## [Written request]
Without the images, write out the whole listing exactly.

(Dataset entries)
>>>

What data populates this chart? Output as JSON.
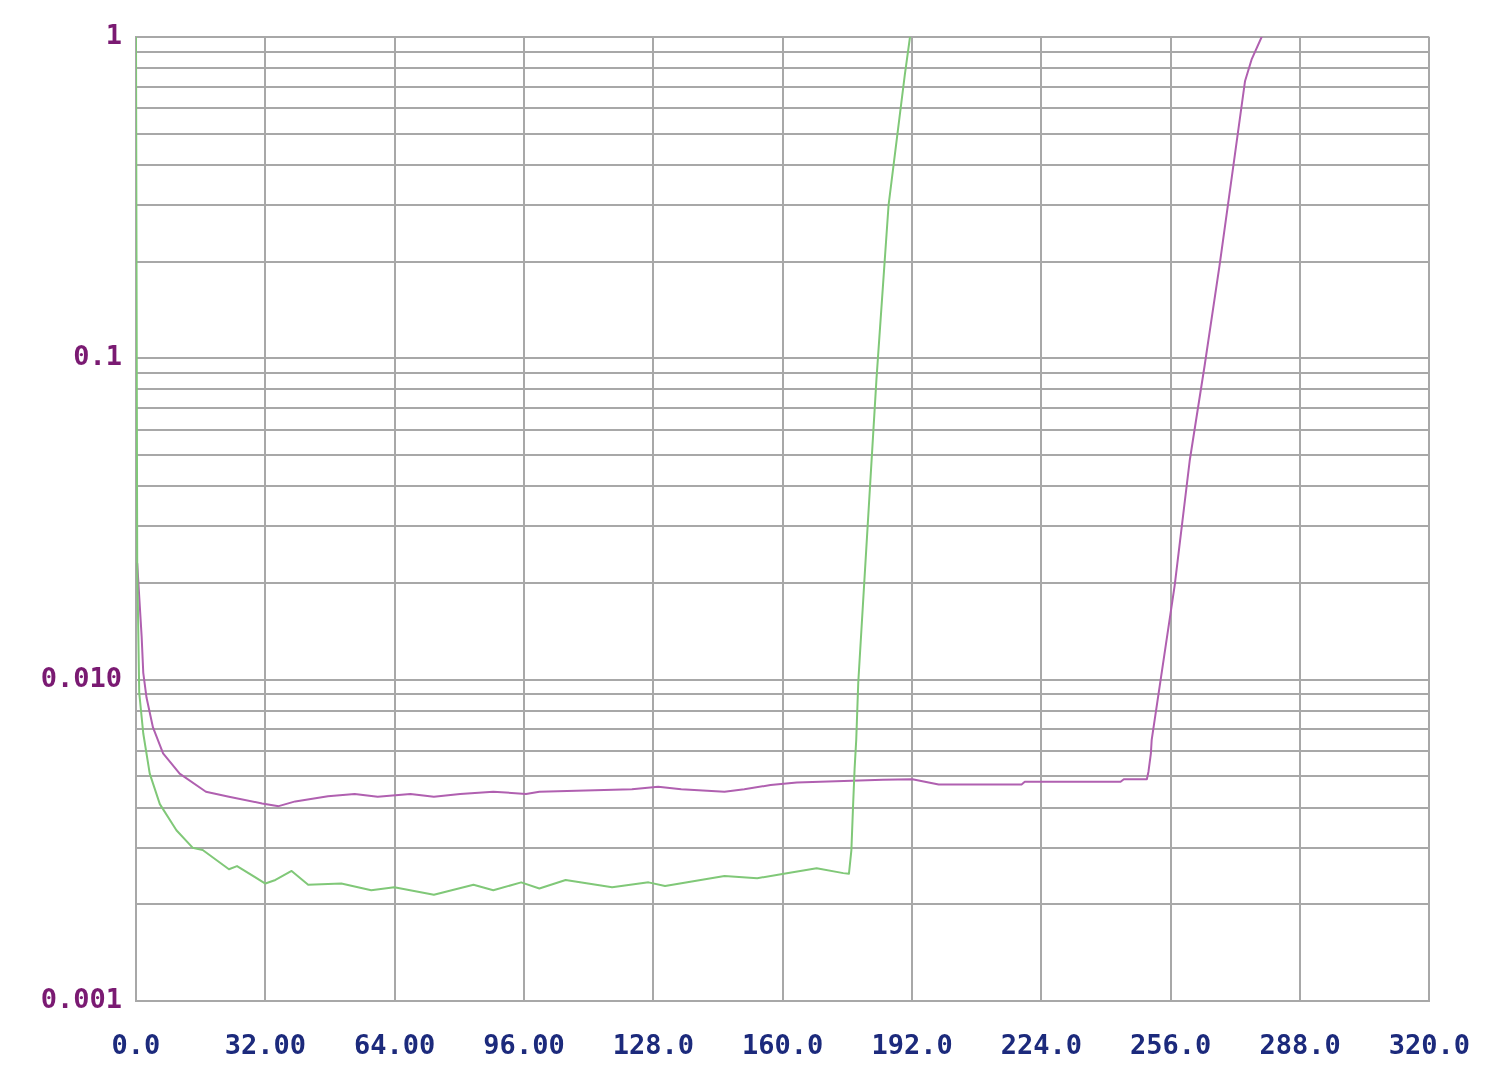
{
  "chart_data": {
    "type": "line",
    "log": "y",
    "grid": true,
    "xlim": [
      0,
      320
    ],
    "ylim": [
      0.001,
      1
    ],
    "xticks": [
      {
        "value": 0,
        "label": "0.0"
      },
      {
        "value": 32,
        "label": "32.00"
      },
      {
        "value": 64,
        "label": "64.00"
      },
      {
        "value": 96,
        "label": "96.00"
      },
      {
        "value": 128,
        "label": "128.0"
      },
      {
        "value": 160,
        "label": "160.0"
      },
      {
        "value": 192,
        "label": "192.0"
      },
      {
        "value": 224,
        "label": "224.0"
      },
      {
        "value": 256,
        "label": "256.0"
      },
      {
        "value": 288,
        "label": "288.0"
      },
      {
        "value": 320,
        "label": "320.0"
      }
    ],
    "yticks": [
      0.001,
      {
        "value": 0.002,
        "label": null
      },
      {
        "value": 0.003,
        "label": null
      },
      {
        "value": 0.004,
        "label": null
      },
      {
        "value": 0.005,
        "label": null
      },
      {
        "value": 0.006,
        "label": null
      },
      {
        "value": 0.007,
        "label": null
      },
      {
        "value": 0.008,
        "label": null
      },
      {
        "value": 0.009,
        "label": null
      },
      {
        "value": 0.01,
        "label": "0.010"
      },
      {
        "value": 0.02,
        "label": null
      },
      {
        "value": 0.03,
        "label": null
      },
      {
        "value": 0.04,
        "label": null
      },
      {
        "value": 0.05,
        "label": null
      },
      {
        "value": 0.06,
        "label": null
      },
      {
        "value": 0.07,
        "label": null
      },
      {
        "value": 0.08,
        "label": null
      },
      {
        "value": 0.09,
        "label": null
      },
      0.1,
      {
        "value": 0.2,
        "label": null
      },
      {
        "value": 0.3,
        "label": null
      },
      {
        "value": 0.4,
        "label": null
      },
      {
        "value": 0.5,
        "label": null
      },
      {
        "value": 0.6,
        "label": null
      },
      {
        "value": 0.7,
        "label": null
      },
      {
        "value": 0.8,
        "label": null
      },
      {
        "value": 0.9,
        "label": null
      },
      1
    ],
    "series": [
      {
        "color": "#80c878",
        "x": [
          0,
          0.3,
          0.8,
          1.8,
          3.4,
          5.9,
          10,
          14,
          16.5,
          23,
          25,
          32,
          34.5,
          38.5,
          42.6,
          50.8,
          58.2,
          63.9,
          73.7,
          83.5,
          88.4,
          95.3,
          99.8,
          106.3,
          117.8,
          126.8,
          130.9,
          145.6,
          153.7,
          160.3,
          168.4,
          175,
          176.4,
          177,
          177.4,
          177.8,
          178.2,
          178.7,
          183.2,
          186.2,
          190.2,
          191.5
        ],
        "values": [
          1,
          0.023,
          0.0091,
          0.0068,
          0.0051,
          0.0041,
          0.0034,
          0.003,
          0.00295,
          0.00257,
          0.00263,
          0.00232,
          0.00238,
          0.00254,
          0.0023,
          0.00232,
          0.00221,
          0.00226,
          0.00214,
          0.0023,
          0.00221,
          0.00234,
          0.00224,
          0.00238,
          0.00226,
          0.00234,
          0.00228,
          0.00245,
          0.00241,
          0.00249,
          0.00259,
          0.0025,
          0.00249,
          0.00295,
          0.004,
          0.0053,
          0.0065,
          0.0098,
          0.086,
          0.3,
          0.76,
          1
        ]
      },
      {
        "color": "#b060b0",
        "x": [
          0.3,
          1.4,
          1.8,
          2.6,
          4.2,
          6.7,
          10.8,
          17.3,
          23,
          31.2,
          35.3,
          39.4,
          47.5,
          54.1,
          59.8,
          67.9,
          73.7,
          80.2,
          88.4,
          96.5,
          99.8,
          122.7,
          129.2,
          134.9,
          145.6,
          150.5,
          157,
          163.5,
          184.8,
          192.1,
          198.6,
          219.1,
          219.9,
          243.6,
          244.4,
          250.1,
          250.5,
          251.1,
          251.3,
          257,
          260.7,
          264.4,
          268.1,
          271.7,
          274.4,
          276,
          278.5
        ],
        "values": [
          0.023,
          0.0136,
          0.0105,
          0.0088,
          0.0071,
          0.0059,
          0.0051,
          0.00448,
          0.00432,
          0.00412,
          0.00404,
          0.00418,
          0.00434,
          0.00441,
          0.00432,
          0.00441,
          0.00432,
          0.00441,
          0.00448,
          0.00441,
          0.00448,
          0.00456,
          0.00464,
          0.00456,
          0.00448,
          0.00456,
          0.0047,
          0.00479,
          0.00488,
          0.0049,
          0.00472,
          0.00472,
          0.00481,
          0.00481,
          0.0049,
          0.0049,
          0.00517,
          0.0059,
          0.0065,
          0.0197,
          0.048,
          0.095,
          0.195,
          0.414,
          0.73,
          0.85,
          1
        ]
      }
    ]
  }
}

<<<

## [Completed task]
What data populates this chart? Output as JSON.
{
  "chart_data": {
    "type": "line",
    "log": "y",
    "grid": true,
    "xlim": [
      0,
      320
    ],
    "ylim": [
      0.001,
      1
    ],
    "xticks": [
      {
        "value": 0,
        "label": "0.0"
      },
      {
        "value": 32,
        "label": "32.00"
      },
      {
        "value": 64,
        "label": "64.00"
      },
      {
        "value": 96,
        "label": "96.00"
      },
      {
        "value": 128,
        "label": "128.0"
      },
      {
        "value": 160,
        "label": "160.0"
      },
      {
        "value": 192,
        "label": "192.0"
      },
      {
        "value": 224,
        "label": "224.0"
      },
      {
        "value": 256,
        "label": "256.0"
      },
      {
        "value": 288,
        "label": "288.0"
      },
      {
        "value": 320,
        "label": "320.0"
      }
    ],
    "yticks": [
      0.001,
      {
        "value": 0.002,
        "label": null
      },
      {
        "value": 0.003,
        "label": null
      },
      {
        "value": 0.004,
        "label": null
      },
      {
        "value": 0.005,
        "label": null
      },
      {
        "value": 0.006,
        "label": null
      },
      {
        "value": 0.007,
        "label": null
      },
      {
        "value": 0.008,
        "label": null
      },
      {
        "value": 0.009,
        "label": null
      },
      {
        "value": 0.01,
        "label": "0.010"
      },
      {
        "value": 0.02,
        "label": null
      },
      {
        "value": 0.03,
        "label": null
      },
      {
        "value": 0.04,
        "label": null
      },
      {
        "value": 0.05,
        "label": null
      },
      {
        "value": 0.06,
        "label": null
      },
      {
        "value": 0.07,
        "label": null
      },
      {
        "value": 0.08,
        "label": null
      },
      {
        "value": 0.09,
        "label": null
      },
      0.1,
      {
        "value": 0.2,
        "label": null
      },
      {
        "value": 0.3,
        "label": null
      },
      {
        "value": 0.4,
        "label": null
      },
      {
        "value": 0.5,
        "label": null
      },
      {
        "value": 0.6,
        "label": null
      },
      {
        "value": 0.7,
        "label": null
      },
      {
        "value": 0.8,
        "label": null
      },
      {
        "value": 0.9,
        "label": null
      },
      1
    ],
    "series": [
      {
        "color": "#80c878",
        "x": [
          0,
          0.3,
          0.8,
          1.8,
          3.4,
          5.9,
          10,
          14,
          16.5,
          23,
          25,
          32,
          34.5,
          38.5,
          42.6,
          50.8,
          58.2,
          63.9,
          73.7,
          83.5,
          88.4,
          95.3,
          99.8,
          106.3,
          117.8,
          126.8,
          130.9,
          145.6,
          153.7,
          160.3,
          168.4,
          175,
          176.4,
          177,
          177.4,
          177.8,
          178.2,
          178.7,
          183.2,
          186.2,
          190.2,
          191.5
        ],
        "values": [
          1,
          0.023,
          0.0091,
          0.0068,
          0.0051,
          0.0041,
          0.0034,
          0.003,
          0.00295,
          0.00257,
          0.00263,
          0.00232,
          0.00238,
          0.00254,
          0.0023,
          0.00232,
          0.00221,
          0.00226,
          0.00214,
          0.0023,
          0.00221,
          0.00234,
          0.00224,
          0.00238,
          0.00226,
          0.00234,
          0.00228,
          0.00245,
          0.00241,
          0.00249,
          0.00259,
          0.0025,
          0.00249,
          0.00295,
          0.004,
          0.0053,
          0.0065,
          0.0098,
          0.086,
          0.3,
          0.76,
          1
        ]
      },
      {
        "color": "#b060b0",
        "x": [
          0.3,
          1.4,
          1.8,
          2.6,
          4.2,
          6.7,
          10.8,
          17.3,
          23,
          31.2,
          35.3,
          39.4,
          47.5,
          54.1,
          59.8,
          67.9,
          73.7,
          80.2,
          88.4,
          96.5,
          99.8,
          122.7,
          129.2,
          134.9,
          145.6,
          150.5,
          157,
          163.5,
          184.8,
          192.1,
          198.6,
          219.1,
          219.9,
          243.6,
          244.4,
          250.1,
          250.5,
          251.1,
          251.3,
          257,
          260.7,
          264.4,
          268.1,
          271.7,
          274.4,
          276,
          278.5
        ],
        "values": [
          0.023,
          0.0136,
          0.0105,
          0.0088,
          0.0071,
          0.0059,
          0.0051,
          0.00448,
          0.00432,
          0.00412,
          0.00404,
          0.00418,
          0.00434,
          0.00441,
          0.00432,
          0.00441,
          0.00432,
          0.00441,
          0.00448,
          0.00441,
          0.00448,
          0.00456,
          0.00464,
          0.00456,
          0.00448,
          0.00456,
          0.0047,
          0.00479,
          0.00488,
          0.0049,
          0.00472,
          0.00472,
          0.00481,
          0.00481,
          0.0049,
          0.0049,
          0.00517,
          0.0059,
          0.0065,
          0.0197,
          0.048,
          0.095,
          0.195,
          0.414,
          0.73,
          0.85,
          1
        ]
      }
    ]
  }
}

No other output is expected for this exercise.